(Dataset entries)

+-------+

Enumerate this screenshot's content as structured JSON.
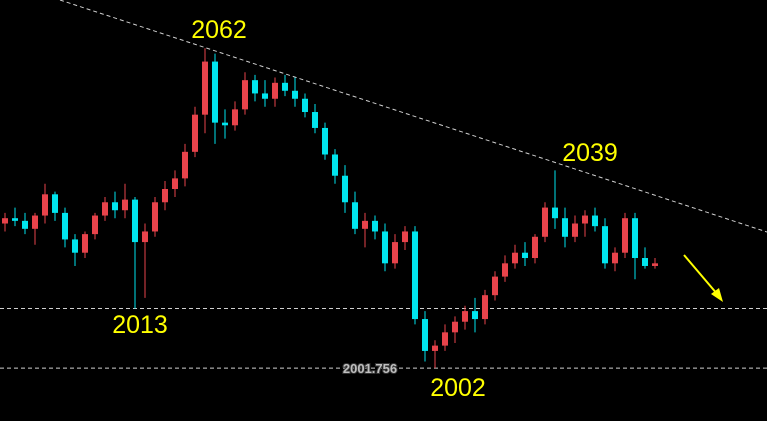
{
  "chart_data": {
    "type": "candlestick",
    "up_color": "#e8434b",
    "down_color": "#00e5ee",
    "level_color": "#cfcfcf",
    "ylim": [
      1991.8,
      2071.1
    ],
    "open": [
      2029,
      2030,
      2029.5,
      2028,
      2030.5,
      2034.5,
      2031,
      2026,
      2023.5,
      2027,
      2030.5,
      2033,
      2031.5,
      2033.5,
      2025.5,
      2027.5,
      2033,
      2035.5,
      2037.5,
      2042.5,
      2049.5,
      2059.5,
      2048,
      2047.5,
      2050.5,
      2056,
      2053.5,
      2052.5,
      2055.5,
      2054,
      2052.5,
      2050,
      2047,
      2042,
      2038,
      2033,
      2028,
      2029.5,
      2027.5,
      2021.5,
      2025.5,
      2027.5,
      2011,
      2005,
      2006,
      2008.5,
      2010.5,
      2012.5,
      2011,
      2015.5,
      2019,
      2021.5,
      2023.5,
      2022.5,
      2026.5,
      2032,
      2030,
      2026.5,
      2029,
      2030.5,
      2028.5,
      2021.5,
      2023.5,
      2030,
      2022.5,
      2021
    ],
    "high": [
      2031,
      2032,
      2031,
      2031,
      2036.5,
      2035,
      2032,
      2027,
      2027.5,
      2031,
      2034,
      2035,
      2036.5,
      2034,
      2029,
      2034,
      2037,
      2039,
      2044,
      2051,
      2062,
      2061,
      2050.5,
      2052,
      2057.5,
      2057,
      2056,
      2056.5,
      2057,
      2056.5,
      2053.5,
      2051.5,
      2048,
      2043,
      2040,
      2035,
      2031,
      2030.5,
      2029,
      2027,
      2028.5,
      2028.5,
      2012.5,
      2007,
      2010,
      2011.5,
      2013.5,
      2015,
      2016.5,
      2020,
      2023,
      2025,
      2025.5,
      2027,
      2033,
      2039,
      2032,
      2030.5,
      2031.5,
      2032,
      2030,
      2024.5,
      2031,
      2031,
      2024.5,
      2022.5
    ],
    "low": [
      2027.5,
      2028.5,
      2027,
      2025,
      2029,
      2029.5,
      2024.5,
      2021,
      2022.5,
      2026,
      2029.5,
      2030,
      2030,
      2013,
      2015,
      2026.5,
      2031.5,
      2034,
      2036,
      2041.5,
      2046,
      2044,
      2045,
      2046.5,
      2049.5,
      2052,
      2051,
      2051,
      2053,
      2051,
      2049,
      2046,
      2041,
      2036.5,
      2031,
      2027,
      2024.5,
      2026,
      2020,
      2020.5,
      2024,
      2010,
      2003,
      2001.756,
      2005,
      2006.5,
      2009,
      2008.5,
      2010,
      2014.5,
      2018,
      2020.5,
      2021,
      2021.5,
      2025.5,
      2028,
      2024.5,
      2025.5,
      2026.5,
      2027.5,
      2020.5,
      2020,
      2022.5,
      2018.5,
      2020.5,
      2020.5
    ],
    "close": [
      2030,
      2029.5,
      2028,
      2030.5,
      2034.5,
      2031,
      2026,
      2023.5,
      2027,
      2030.5,
      2033,
      2031.5,
      2033.5,
      2025.5,
      2027.5,
      2033,
      2035.5,
      2037.5,
      2042.5,
      2049.5,
      2059.5,
      2048,
      2047.5,
      2050.5,
      2056,
      2053.5,
      2052.5,
      2055.5,
      2054,
      2052.5,
      2050,
      2047,
      2042,
      2038,
      2033,
      2028,
      2029.5,
      2027.5,
      2021.5,
      2025.5,
      2027.5,
      2011,
      2005,
      2006,
      2008.5,
      2010.5,
      2012.5,
      2011,
      2015.5,
      2019,
      2021.5,
      2023.5,
      2022.5,
      2026.5,
      2032,
      2030,
      2026.5,
      2029,
      2030.5,
      2028.5,
      2021.5,
      2023.5,
      2030,
      2022.5,
      2021,
      2021.5
    ],
    "levels": [
      2013,
      2001.756
    ],
    "annotations": [
      "2062",
      "2013",
      "2039",
      "2002"
    ]
  }
}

+-------+

**Task details:**
Do not include the images; transcribe the rest of the listing exactly.

**Result:**
Enumerate this screenshot's content as structured JSON.
{
  "chart_data": {
    "type": "candlestick",
    "up_color": "#e8434b",
    "down_color": "#00e5ee",
    "level_color": "#cfcfcf",
    "ylim": [
      1991.8,
      2071.1
    ],
    "open": [
      2029,
      2030,
      2029.5,
      2028,
      2030.5,
      2034.5,
      2031,
      2026,
      2023.5,
      2027,
      2030.5,
      2033,
      2031.5,
      2033.5,
      2025.5,
      2027.5,
      2033,
      2035.5,
      2037.5,
      2042.5,
      2049.5,
      2059.5,
      2048,
      2047.5,
      2050.5,
      2056,
      2053.5,
      2052.5,
      2055.5,
      2054,
      2052.5,
      2050,
      2047,
      2042,
      2038,
      2033,
      2028,
      2029.5,
      2027.5,
      2021.5,
      2025.5,
      2027.5,
      2011,
      2005,
      2006,
      2008.5,
      2010.5,
      2012.5,
      2011,
      2015.5,
      2019,
      2021.5,
      2023.5,
      2022.5,
      2026.5,
      2032,
      2030,
      2026.5,
      2029,
      2030.5,
      2028.5,
      2021.5,
      2023.5,
      2030,
      2022.5,
      2021
    ],
    "high": [
      2031,
      2032,
      2031,
      2031,
      2036.5,
      2035,
      2032,
      2027,
      2027.5,
      2031,
      2034,
      2035,
      2036.5,
      2034,
      2029,
      2034,
      2037,
      2039,
      2044,
      2051,
      2062,
      2061,
      2050.5,
      2052,
      2057.5,
      2057,
      2056,
      2056.5,
      2057,
      2056.5,
      2053.5,
      2051.5,
      2048,
      2043,
      2040,
      2035,
      2031,
      2030.5,
      2029,
      2027,
      2028.5,
      2028.5,
      2012.5,
      2007,
      2010,
      2011.5,
      2013.5,
      2015,
      2016.5,
      2020,
      2023,
      2025,
      2025.5,
      2027,
      2033,
      2039,
      2032,
      2030.5,
      2031.5,
      2032,
      2030,
      2024.5,
      2031,
      2031,
      2024.5,
      2022.5
    ],
    "low": [
      2027.5,
      2028.5,
      2027,
      2025,
      2029,
      2029.5,
      2024.5,
      2021,
      2022.5,
      2026,
      2029.5,
      2030,
      2030,
      2013,
      2015,
      2026.5,
      2031.5,
      2034,
      2036,
      2041.5,
      2046,
      2044,
      2045,
      2046.5,
      2049.5,
      2052,
      2051,
      2051,
      2053,
      2051,
      2049,
      2046,
      2041,
      2036.5,
      2031,
      2027,
      2024.5,
      2026,
      2020,
      2020.5,
      2024,
      2010,
      2003,
      2001.756,
      2005,
      2006.5,
      2009,
      2008.5,
      2010,
      2014.5,
      2018,
      2020.5,
      2021,
      2021.5,
      2025.5,
      2028,
      2024.5,
      2025.5,
      2026.5,
      2027.5,
      2020.5,
      2020,
      2022.5,
      2018.5,
      2020.5,
      2020.5
    ],
    "close": [
      2030,
      2029.5,
      2028,
      2030.5,
      2034.5,
      2031,
      2026,
      2023.5,
      2027,
      2030.5,
      2033,
      2031.5,
      2033.5,
      2025.5,
      2027.5,
      2033,
      2035.5,
      2037.5,
      2042.5,
      2049.5,
      2059.5,
      2048,
      2047.5,
      2050.5,
      2056,
      2053.5,
      2052.5,
      2055.5,
      2054,
      2052.5,
      2050,
      2047,
      2042,
      2038,
      2033,
      2028,
      2029.5,
      2027.5,
      2021.5,
      2025.5,
      2027.5,
      2011,
      2005,
      2006,
      2008.5,
      2010.5,
      2012.5,
      2011,
      2015.5,
      2019,
      2021.5,
      2023.5,
      2022.5,
      2026.5,
      2032,
      2030,
      2026.5,
      2029,
      2030.5,
      2028.5,
      2021.5,
      2023.5,
      2030,
      2022.5,
      2021,
      2021.5
    ],
    "levels": [
      2013,
      2001.756
    ],
    "annotations": [
      "2062",
      "2013",
      "2039",
      "2002"
    ]
  }
}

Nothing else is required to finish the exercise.